▸ Entries taken from a collection:
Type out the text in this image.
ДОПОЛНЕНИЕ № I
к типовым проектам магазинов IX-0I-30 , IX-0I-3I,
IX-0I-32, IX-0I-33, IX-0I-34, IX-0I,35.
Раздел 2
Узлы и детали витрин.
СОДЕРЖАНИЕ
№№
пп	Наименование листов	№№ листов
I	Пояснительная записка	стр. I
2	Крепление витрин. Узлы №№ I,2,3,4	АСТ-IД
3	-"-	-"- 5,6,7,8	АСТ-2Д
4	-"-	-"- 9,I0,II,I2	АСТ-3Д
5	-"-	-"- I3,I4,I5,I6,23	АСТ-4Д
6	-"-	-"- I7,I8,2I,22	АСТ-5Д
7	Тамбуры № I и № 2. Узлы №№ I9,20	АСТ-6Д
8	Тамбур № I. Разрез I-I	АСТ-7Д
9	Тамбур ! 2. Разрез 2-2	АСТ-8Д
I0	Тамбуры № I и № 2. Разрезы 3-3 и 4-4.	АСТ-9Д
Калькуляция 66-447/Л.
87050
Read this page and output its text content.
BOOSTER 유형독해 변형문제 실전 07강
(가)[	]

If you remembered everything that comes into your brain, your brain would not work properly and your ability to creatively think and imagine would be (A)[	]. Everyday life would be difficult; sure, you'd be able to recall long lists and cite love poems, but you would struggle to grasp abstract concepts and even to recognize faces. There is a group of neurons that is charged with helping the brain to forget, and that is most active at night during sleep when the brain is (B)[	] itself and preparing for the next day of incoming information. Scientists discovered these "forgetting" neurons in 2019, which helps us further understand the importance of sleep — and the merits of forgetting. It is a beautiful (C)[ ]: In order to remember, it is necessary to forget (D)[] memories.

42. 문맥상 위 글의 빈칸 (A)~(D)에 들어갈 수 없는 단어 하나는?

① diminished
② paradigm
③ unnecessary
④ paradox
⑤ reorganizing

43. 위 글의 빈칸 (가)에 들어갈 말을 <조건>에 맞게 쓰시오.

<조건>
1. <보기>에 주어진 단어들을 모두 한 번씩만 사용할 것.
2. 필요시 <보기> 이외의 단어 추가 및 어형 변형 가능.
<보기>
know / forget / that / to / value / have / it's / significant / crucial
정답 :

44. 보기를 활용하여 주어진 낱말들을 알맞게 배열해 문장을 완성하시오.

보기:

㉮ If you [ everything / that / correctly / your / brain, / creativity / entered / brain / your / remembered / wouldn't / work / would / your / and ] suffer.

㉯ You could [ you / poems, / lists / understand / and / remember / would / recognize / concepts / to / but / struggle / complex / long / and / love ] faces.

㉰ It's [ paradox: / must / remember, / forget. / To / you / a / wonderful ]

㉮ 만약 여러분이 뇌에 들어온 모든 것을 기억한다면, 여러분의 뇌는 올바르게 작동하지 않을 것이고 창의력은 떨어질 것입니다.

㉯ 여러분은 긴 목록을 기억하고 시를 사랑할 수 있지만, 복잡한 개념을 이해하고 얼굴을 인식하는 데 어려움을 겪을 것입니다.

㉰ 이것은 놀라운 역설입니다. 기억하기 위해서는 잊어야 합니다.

▸ Exercise directions: In the records above, collect each line with "would".

▸ Final result:
If you remembered everything that comes into your brain, your brain would not work properly and your ability to creatively think and imagine would be (A)[	]. Everyday life would be difficult; sure, you'd be able to recall long lists and cite love poems, but you would struggle to grasp abstract concepts and even to recognize faces. There is a group of neurons that is charged with helping the brain to forget, and that is most active at night during sleep when the brain is (B)[	] itself and preparing for the next day of incoming information. Scientists discovered these "forgetting" neurons in 2019, which helps us further understand the importance of sleep — and the merits of forgetting. It is a beautiful (C)[ ]: In order to remember, it is necessary to forget (D)[] memories.
㉮ If you [ everything / that / correctly / your / brain, / creativity / entered / brain / your / remembered / wouldn't / work / would / your / and ] suffer.
㉯ You could [ you / poems, / lists / understand / and / remember / would / recognize / concepts / to / but / struggle / complex / long / and / love ] faces.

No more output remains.